__Supplied information__.
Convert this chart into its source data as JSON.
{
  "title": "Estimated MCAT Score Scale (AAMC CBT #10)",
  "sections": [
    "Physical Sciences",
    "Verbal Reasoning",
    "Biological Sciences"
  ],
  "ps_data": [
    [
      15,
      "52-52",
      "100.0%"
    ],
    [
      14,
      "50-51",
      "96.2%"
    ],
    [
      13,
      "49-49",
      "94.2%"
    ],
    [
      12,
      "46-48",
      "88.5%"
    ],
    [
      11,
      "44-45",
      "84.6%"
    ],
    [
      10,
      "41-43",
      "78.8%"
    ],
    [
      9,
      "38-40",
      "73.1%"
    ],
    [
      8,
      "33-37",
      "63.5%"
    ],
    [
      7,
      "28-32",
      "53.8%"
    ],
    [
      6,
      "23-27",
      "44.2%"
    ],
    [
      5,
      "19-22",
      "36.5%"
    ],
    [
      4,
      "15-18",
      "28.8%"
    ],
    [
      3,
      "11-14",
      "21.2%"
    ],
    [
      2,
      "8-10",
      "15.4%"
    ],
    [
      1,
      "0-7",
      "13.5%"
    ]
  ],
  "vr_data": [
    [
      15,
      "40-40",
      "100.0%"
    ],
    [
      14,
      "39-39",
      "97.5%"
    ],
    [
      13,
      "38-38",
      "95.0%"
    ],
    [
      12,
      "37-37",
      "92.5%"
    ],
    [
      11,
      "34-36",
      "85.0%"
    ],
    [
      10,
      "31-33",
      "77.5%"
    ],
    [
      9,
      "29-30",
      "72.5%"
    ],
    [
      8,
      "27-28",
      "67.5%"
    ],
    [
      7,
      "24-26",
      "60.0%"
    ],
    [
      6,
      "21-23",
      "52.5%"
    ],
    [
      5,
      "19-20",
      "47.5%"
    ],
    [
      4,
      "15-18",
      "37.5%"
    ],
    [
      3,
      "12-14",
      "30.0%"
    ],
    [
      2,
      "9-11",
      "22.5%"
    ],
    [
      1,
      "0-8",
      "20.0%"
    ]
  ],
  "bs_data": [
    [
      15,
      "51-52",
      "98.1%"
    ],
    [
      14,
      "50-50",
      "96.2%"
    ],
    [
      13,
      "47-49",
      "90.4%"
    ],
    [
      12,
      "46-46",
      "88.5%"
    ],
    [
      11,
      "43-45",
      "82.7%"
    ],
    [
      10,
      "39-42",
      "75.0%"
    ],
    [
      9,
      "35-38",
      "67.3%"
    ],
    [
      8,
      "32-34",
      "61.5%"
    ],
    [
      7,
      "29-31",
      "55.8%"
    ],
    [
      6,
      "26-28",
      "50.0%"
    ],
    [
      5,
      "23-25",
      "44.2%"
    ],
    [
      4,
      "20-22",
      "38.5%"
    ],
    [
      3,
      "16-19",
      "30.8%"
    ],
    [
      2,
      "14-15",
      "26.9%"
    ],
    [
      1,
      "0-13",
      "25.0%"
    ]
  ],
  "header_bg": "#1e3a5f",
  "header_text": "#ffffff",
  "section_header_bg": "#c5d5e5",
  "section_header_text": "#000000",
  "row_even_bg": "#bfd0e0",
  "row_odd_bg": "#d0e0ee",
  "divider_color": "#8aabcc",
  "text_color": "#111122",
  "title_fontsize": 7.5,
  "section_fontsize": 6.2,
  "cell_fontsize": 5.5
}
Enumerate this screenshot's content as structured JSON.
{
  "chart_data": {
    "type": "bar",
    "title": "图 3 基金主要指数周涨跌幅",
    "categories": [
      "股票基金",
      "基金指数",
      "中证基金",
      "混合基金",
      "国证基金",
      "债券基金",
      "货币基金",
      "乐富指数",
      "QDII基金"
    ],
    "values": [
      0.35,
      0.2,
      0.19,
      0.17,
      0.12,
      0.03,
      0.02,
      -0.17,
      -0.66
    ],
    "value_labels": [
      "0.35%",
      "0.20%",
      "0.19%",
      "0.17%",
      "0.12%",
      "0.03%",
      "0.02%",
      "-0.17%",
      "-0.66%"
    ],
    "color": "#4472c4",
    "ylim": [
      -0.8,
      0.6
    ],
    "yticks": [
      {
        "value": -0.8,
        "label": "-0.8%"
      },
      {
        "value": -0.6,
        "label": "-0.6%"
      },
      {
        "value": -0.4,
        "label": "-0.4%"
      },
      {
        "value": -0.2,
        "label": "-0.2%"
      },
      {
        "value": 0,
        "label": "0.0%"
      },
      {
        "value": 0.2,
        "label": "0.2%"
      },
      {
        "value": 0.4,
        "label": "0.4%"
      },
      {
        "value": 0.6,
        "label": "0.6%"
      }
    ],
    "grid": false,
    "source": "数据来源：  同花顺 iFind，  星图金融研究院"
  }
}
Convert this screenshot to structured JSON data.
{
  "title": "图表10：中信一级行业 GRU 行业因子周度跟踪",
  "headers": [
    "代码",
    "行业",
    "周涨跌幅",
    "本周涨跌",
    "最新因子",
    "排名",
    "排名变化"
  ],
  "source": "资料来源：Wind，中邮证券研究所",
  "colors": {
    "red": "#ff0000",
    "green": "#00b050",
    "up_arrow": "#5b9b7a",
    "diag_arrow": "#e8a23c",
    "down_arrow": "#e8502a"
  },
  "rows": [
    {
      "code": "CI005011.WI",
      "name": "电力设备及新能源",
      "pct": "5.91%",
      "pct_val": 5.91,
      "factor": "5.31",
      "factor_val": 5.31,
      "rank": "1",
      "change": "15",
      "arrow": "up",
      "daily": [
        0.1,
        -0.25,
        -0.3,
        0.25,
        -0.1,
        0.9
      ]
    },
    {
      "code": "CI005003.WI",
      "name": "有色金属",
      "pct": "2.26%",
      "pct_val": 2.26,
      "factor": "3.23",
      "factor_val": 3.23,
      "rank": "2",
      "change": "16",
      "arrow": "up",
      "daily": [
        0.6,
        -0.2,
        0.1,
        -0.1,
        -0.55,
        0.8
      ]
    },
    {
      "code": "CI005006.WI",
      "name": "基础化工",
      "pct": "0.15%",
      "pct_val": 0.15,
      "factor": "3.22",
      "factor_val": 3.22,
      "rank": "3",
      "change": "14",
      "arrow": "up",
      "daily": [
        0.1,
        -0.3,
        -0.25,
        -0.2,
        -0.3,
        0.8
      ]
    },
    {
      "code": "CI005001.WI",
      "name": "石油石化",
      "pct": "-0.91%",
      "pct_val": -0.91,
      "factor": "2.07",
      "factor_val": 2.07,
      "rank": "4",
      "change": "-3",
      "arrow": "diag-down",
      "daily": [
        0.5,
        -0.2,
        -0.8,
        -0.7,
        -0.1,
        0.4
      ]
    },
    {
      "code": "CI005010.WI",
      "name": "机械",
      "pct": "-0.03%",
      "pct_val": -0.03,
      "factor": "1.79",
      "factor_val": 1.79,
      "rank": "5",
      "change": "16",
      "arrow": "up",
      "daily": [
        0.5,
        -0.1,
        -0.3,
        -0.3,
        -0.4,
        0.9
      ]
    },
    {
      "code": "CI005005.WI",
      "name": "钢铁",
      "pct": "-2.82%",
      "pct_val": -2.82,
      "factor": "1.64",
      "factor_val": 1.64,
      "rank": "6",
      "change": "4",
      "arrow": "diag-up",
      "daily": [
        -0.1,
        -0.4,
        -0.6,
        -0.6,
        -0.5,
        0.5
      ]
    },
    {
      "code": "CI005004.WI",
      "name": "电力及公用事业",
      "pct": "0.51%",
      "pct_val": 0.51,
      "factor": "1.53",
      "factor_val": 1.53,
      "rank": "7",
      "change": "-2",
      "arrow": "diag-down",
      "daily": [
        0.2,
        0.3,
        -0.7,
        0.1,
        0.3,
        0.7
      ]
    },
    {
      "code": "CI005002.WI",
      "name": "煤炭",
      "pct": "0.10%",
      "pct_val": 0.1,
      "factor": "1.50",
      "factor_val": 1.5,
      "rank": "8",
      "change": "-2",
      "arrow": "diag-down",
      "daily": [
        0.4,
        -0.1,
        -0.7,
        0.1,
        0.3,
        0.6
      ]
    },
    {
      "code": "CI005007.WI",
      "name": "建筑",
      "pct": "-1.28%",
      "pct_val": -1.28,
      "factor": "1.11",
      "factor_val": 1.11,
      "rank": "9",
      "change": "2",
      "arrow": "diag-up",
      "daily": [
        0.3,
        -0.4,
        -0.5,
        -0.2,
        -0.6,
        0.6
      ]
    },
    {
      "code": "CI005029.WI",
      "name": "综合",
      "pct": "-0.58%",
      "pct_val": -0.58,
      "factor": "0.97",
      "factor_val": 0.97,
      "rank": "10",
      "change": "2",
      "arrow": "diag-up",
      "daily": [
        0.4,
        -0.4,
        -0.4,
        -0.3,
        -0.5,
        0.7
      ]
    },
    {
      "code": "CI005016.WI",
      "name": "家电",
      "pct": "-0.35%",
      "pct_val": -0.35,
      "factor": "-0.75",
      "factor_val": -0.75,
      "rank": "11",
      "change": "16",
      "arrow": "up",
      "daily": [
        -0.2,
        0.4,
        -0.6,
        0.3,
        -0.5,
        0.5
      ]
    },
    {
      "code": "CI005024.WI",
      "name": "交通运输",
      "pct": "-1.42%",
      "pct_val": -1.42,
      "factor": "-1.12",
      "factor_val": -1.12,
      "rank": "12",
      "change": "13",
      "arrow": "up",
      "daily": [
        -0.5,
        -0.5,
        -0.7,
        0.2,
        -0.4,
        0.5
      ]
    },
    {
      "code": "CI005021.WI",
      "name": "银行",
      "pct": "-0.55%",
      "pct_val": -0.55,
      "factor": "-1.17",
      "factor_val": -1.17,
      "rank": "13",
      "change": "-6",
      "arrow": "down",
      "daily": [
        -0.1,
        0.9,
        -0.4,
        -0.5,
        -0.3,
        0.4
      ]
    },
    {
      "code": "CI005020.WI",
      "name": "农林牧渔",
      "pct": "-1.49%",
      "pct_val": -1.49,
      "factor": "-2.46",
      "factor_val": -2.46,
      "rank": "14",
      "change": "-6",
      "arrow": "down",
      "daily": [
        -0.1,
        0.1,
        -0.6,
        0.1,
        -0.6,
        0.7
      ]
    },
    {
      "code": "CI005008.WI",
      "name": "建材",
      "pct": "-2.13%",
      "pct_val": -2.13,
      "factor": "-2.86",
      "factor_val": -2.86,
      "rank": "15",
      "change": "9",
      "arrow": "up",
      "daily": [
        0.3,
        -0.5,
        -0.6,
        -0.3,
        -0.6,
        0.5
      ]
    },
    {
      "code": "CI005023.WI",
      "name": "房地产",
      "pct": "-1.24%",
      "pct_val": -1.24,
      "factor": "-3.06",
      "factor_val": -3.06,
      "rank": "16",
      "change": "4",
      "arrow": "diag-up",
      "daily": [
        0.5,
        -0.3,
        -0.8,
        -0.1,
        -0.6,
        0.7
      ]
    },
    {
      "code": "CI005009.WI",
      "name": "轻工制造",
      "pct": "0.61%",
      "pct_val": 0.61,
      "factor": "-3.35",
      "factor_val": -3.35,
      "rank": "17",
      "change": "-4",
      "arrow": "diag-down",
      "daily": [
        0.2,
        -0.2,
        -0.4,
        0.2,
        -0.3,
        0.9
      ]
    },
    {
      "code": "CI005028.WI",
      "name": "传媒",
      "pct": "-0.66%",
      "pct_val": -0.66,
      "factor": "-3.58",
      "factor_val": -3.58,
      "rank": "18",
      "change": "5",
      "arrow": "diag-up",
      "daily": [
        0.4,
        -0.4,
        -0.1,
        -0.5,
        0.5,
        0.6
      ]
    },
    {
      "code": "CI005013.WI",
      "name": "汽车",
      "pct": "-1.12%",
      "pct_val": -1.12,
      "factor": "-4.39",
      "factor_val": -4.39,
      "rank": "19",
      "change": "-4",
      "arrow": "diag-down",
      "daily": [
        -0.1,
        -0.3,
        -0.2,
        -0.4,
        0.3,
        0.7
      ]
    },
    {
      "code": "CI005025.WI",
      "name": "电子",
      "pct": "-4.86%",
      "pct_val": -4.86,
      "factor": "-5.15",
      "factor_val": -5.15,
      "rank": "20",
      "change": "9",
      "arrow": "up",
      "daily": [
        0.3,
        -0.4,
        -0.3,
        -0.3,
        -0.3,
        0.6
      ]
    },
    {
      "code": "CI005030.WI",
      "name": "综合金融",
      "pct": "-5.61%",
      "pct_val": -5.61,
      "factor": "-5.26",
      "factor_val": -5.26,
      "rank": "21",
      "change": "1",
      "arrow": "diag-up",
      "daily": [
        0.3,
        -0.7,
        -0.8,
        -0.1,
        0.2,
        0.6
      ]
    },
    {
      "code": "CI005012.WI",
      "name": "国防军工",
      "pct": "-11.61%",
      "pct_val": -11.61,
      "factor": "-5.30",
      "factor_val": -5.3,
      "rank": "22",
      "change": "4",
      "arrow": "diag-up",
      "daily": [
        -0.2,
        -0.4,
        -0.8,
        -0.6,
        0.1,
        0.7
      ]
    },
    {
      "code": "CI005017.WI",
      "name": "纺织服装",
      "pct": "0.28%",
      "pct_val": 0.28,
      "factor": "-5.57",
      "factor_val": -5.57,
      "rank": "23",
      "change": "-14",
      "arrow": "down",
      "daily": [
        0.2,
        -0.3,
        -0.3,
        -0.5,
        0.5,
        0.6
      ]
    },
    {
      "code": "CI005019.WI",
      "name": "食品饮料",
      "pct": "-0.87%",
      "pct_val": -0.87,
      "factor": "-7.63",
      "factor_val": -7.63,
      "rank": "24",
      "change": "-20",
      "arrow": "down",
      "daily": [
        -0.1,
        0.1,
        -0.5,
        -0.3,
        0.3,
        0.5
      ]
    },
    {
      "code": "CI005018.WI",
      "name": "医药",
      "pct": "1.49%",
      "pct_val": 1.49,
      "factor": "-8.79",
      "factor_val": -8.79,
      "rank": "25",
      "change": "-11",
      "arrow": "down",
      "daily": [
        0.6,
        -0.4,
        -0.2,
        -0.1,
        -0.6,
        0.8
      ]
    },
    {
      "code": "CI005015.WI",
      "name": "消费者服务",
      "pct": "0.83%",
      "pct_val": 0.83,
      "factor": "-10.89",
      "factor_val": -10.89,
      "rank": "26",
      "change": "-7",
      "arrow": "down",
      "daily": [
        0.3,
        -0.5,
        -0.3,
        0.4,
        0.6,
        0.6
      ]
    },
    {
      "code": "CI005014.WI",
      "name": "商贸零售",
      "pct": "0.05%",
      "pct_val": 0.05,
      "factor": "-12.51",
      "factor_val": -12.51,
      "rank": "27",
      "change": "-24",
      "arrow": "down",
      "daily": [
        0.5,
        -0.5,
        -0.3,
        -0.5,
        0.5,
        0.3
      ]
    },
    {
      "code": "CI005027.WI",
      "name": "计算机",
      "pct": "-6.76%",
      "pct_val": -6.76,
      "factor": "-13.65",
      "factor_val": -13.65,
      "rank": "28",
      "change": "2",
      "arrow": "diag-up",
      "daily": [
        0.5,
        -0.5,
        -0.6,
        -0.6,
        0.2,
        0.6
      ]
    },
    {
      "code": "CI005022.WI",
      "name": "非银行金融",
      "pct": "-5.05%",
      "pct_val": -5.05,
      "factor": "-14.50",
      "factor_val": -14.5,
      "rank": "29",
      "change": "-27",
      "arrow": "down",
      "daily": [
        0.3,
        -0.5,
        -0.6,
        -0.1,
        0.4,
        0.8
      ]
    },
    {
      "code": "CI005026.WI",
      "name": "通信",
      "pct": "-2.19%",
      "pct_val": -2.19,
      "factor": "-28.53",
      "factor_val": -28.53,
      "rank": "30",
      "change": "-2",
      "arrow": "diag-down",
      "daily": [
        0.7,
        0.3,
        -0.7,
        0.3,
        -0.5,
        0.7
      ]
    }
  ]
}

__Your task__. Gather each line in the data that holds the string "JSON".

__Exercise solution__.
Convert this chart into its source data as JSON.
Enumerate this screenshot's content as structured JSON.
Convert this screenshot to structured JSON data.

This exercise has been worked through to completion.